Dataset records:
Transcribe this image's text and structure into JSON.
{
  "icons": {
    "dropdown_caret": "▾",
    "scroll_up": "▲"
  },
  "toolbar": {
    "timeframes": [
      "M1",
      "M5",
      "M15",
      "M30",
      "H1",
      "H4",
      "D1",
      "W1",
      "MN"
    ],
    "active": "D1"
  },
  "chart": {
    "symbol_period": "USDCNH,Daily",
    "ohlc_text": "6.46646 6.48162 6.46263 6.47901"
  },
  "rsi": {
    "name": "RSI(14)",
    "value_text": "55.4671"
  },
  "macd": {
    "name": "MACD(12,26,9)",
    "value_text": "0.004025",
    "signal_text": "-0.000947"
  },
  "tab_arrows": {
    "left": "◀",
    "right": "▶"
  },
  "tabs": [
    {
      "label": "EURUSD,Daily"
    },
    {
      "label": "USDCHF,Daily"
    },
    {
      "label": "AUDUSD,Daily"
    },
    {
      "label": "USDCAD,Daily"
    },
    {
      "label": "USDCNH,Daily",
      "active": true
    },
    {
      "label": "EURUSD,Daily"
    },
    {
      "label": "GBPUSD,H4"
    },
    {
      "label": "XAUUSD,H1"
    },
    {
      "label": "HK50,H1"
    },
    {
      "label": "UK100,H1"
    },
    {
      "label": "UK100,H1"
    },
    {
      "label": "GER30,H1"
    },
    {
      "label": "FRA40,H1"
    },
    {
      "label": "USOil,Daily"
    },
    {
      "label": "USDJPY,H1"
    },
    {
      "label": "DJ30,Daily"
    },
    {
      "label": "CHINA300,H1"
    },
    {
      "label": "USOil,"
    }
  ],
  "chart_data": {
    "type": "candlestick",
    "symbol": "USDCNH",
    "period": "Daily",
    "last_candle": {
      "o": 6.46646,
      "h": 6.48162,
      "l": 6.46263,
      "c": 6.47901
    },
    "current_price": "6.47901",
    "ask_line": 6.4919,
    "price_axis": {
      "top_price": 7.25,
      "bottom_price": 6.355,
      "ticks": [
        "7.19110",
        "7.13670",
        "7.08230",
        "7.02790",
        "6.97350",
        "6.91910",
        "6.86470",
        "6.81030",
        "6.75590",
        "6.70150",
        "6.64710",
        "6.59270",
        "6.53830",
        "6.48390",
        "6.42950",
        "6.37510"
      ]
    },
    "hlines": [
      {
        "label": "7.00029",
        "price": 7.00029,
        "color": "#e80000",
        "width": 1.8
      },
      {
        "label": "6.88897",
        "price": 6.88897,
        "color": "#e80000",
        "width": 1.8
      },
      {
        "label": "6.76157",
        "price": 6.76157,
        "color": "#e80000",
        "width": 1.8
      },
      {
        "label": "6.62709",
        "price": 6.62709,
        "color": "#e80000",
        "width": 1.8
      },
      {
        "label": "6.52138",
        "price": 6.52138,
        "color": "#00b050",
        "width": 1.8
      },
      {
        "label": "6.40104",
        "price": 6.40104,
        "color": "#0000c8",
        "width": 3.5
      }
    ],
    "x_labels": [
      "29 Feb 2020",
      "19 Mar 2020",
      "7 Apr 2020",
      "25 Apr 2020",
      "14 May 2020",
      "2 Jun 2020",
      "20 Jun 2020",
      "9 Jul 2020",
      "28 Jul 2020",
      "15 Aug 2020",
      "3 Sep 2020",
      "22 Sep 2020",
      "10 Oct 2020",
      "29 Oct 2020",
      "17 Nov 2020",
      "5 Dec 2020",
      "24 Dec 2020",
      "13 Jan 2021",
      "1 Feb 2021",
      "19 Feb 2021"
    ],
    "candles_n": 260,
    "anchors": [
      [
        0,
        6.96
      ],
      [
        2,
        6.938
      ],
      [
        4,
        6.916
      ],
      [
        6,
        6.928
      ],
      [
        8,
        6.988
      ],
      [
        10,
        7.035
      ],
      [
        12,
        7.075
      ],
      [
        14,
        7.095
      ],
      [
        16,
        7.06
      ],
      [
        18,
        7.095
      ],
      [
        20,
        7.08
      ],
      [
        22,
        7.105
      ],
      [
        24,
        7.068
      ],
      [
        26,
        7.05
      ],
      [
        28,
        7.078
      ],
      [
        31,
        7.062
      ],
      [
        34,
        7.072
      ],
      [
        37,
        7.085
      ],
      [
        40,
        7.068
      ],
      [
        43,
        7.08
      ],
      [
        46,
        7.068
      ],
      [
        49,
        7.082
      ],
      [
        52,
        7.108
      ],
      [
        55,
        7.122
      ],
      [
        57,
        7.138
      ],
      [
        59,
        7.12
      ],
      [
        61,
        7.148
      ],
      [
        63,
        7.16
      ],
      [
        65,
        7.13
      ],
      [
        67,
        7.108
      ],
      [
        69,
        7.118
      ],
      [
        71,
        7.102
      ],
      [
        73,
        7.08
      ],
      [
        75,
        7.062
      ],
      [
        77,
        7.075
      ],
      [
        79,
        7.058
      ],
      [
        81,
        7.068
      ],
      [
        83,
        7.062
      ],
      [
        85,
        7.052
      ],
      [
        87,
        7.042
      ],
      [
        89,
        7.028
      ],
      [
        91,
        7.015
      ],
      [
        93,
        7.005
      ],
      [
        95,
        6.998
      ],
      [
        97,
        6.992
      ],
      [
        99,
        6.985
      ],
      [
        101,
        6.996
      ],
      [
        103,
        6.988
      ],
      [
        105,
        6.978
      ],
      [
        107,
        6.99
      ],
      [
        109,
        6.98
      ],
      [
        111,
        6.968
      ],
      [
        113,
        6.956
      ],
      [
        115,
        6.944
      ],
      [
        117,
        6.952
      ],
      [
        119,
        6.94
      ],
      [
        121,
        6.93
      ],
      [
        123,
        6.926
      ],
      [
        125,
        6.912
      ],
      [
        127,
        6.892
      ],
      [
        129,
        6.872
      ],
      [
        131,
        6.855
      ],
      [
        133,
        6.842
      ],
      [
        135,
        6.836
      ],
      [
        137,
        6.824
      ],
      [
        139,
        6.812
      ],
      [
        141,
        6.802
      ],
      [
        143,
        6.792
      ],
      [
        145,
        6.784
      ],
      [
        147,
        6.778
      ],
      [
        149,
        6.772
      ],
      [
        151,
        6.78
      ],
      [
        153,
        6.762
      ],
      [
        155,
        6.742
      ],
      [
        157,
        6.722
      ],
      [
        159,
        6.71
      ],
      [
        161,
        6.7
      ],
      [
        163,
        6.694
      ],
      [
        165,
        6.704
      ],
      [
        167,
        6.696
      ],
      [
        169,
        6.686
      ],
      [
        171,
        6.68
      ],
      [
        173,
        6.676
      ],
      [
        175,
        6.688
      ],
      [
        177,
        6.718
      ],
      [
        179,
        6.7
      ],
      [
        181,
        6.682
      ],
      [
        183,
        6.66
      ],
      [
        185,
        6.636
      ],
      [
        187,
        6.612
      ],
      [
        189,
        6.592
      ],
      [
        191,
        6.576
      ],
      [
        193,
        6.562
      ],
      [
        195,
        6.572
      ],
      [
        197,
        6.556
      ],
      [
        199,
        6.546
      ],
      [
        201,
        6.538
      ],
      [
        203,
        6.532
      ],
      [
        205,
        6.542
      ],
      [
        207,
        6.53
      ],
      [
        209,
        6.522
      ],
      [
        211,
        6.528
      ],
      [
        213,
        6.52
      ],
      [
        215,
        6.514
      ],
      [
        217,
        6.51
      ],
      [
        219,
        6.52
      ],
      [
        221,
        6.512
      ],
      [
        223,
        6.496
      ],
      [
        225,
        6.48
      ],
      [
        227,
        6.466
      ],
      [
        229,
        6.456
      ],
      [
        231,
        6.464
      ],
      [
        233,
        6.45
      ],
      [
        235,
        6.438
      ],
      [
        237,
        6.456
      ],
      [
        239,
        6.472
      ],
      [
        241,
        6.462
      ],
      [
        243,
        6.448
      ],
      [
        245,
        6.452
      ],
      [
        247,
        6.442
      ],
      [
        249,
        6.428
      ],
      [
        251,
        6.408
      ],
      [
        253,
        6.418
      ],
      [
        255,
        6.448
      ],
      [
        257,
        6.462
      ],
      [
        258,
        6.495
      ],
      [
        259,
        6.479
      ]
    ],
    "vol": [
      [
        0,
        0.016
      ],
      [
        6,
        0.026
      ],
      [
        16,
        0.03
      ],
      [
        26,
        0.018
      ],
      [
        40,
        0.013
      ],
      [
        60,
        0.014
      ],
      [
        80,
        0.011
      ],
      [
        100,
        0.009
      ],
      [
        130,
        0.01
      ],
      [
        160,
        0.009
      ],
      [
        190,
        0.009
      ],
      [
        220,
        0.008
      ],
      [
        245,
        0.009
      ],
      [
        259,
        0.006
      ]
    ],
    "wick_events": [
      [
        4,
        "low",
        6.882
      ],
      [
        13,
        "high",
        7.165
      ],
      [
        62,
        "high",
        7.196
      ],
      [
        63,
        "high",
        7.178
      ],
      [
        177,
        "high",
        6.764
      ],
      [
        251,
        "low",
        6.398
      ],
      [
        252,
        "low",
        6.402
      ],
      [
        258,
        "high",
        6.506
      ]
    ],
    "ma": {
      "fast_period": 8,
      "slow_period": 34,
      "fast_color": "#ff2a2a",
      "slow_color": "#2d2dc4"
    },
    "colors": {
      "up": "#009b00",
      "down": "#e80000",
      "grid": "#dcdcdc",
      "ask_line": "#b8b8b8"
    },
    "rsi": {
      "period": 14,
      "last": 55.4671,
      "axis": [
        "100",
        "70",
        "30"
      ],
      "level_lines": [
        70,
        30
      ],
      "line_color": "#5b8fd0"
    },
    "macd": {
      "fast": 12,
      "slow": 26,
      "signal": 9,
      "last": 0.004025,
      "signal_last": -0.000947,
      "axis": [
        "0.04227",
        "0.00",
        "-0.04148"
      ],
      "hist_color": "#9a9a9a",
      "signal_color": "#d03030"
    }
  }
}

§ EXERCISE OBJECTIVE
From the listing above, copy out each line where the word "Daily" appears.

§ SOLVED EXERCISE
    "symbol_period": "USDCNH,Daily",
      "label": "EURUSD,Daily"
      "label": "USDCHF,Daily"
      "label": "AUDUSD,Daily"
      "label": "USDCAD,Daily"
      "label": "USDCNH,Daily",
      "label": "EURUSD,Daily"
      "label": "USOil,Daily"
      "label": "DJ30,Daily"
    "period": "Daily",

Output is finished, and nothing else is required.